Required work:
Restate each entry word for word, leaving nothing out.

————————

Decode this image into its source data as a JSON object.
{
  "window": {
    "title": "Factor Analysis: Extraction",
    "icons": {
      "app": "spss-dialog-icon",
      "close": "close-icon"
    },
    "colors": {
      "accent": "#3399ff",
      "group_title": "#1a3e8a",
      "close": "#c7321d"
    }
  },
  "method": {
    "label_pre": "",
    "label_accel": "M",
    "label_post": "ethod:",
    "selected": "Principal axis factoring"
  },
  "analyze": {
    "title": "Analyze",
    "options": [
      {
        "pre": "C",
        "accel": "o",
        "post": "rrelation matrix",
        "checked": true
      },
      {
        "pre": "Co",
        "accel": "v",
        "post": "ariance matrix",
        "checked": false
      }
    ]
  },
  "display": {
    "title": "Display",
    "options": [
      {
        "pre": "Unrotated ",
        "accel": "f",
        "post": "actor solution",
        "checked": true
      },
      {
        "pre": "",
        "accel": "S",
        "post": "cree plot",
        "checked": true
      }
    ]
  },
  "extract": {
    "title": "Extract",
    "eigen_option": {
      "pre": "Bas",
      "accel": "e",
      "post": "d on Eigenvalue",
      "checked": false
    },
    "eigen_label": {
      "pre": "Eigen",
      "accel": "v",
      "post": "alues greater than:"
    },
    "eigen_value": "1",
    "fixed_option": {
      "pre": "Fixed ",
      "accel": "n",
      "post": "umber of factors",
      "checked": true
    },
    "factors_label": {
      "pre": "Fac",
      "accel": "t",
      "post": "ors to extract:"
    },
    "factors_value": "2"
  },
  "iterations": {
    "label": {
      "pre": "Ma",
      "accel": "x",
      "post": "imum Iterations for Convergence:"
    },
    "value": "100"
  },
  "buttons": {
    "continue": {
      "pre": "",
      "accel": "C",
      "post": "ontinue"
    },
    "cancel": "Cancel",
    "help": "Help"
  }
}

————————

Result:
Decode this image into its source data as a JSON object.
{
  "window": {
    "title": "Factor Analysis: Extraction",
    "icons": {
      "app": "spss-dialog-icon",
      "close": "close-icon"
    },
    "colors": {
      "accent": "#3399ff",
      "group_title": "#1a3e8a",
      "close": "#c7321d"
    }
  },
  "method": {
    "label_pre": "",
    "label_accel": "M",
    "label_post": "ethod:",
    "selected": "Principal axis factoring"
  },
  "analyze": {
    "title": "Analyze",
    "options": [
      {
        "pre": "C",
        "accel": "o",
        "post": "rrelation matrix",
        "checked": true
      },
      {
        "pre": "Co",
        "accel": "v",
        "post": "ariance matrix",
        "checked": false
      }
    ]
  },
  "display": {
    "title": "Display",
    "options": [
      {
        "pre": "Unrotated ",
        "accel": "f",
        "post": "actor solution",
        "checked": true
      },
      {
        "pre": "",
        "accel": "S",
        "post": "cree plot",
        "checked": true
      }
    ]
  },
  "extract": {
    "title": "Extract",
    "eigen_option": {
      "pre": "Bas",
      "accel": "e",
      "post": "d on Eigenvalue",
      "checked": false
    },
    "eigen_label": {
      "pre": "Eigen",
      "accel": "v",
      "post": "alues greater than:"
    },
    "eigen_value": "1",
    "fixed_option": {
      "pre": "Fixed ",
      "accel": "n",
      "post": "umber of factors",
      "checked": true
    },
    "factors_label": {
      "pre": "Fac",
      "accel": "t",
      "post": "ors to extract:"
    },
    "factors_value": "2"
  },
  "iterations": {
    "label": {
      "pre": "Ma",
      "accel": "x",
      "post": "imum Iterations for Convergence:"
    },
    "value": "100"
  },
  "buttons": {
    "continue": {
      "pre": "",
      "accel": "C",
      "post": "ontinue"
    },
    "cancel": "Cancel",
    "help": "Help"
  }
}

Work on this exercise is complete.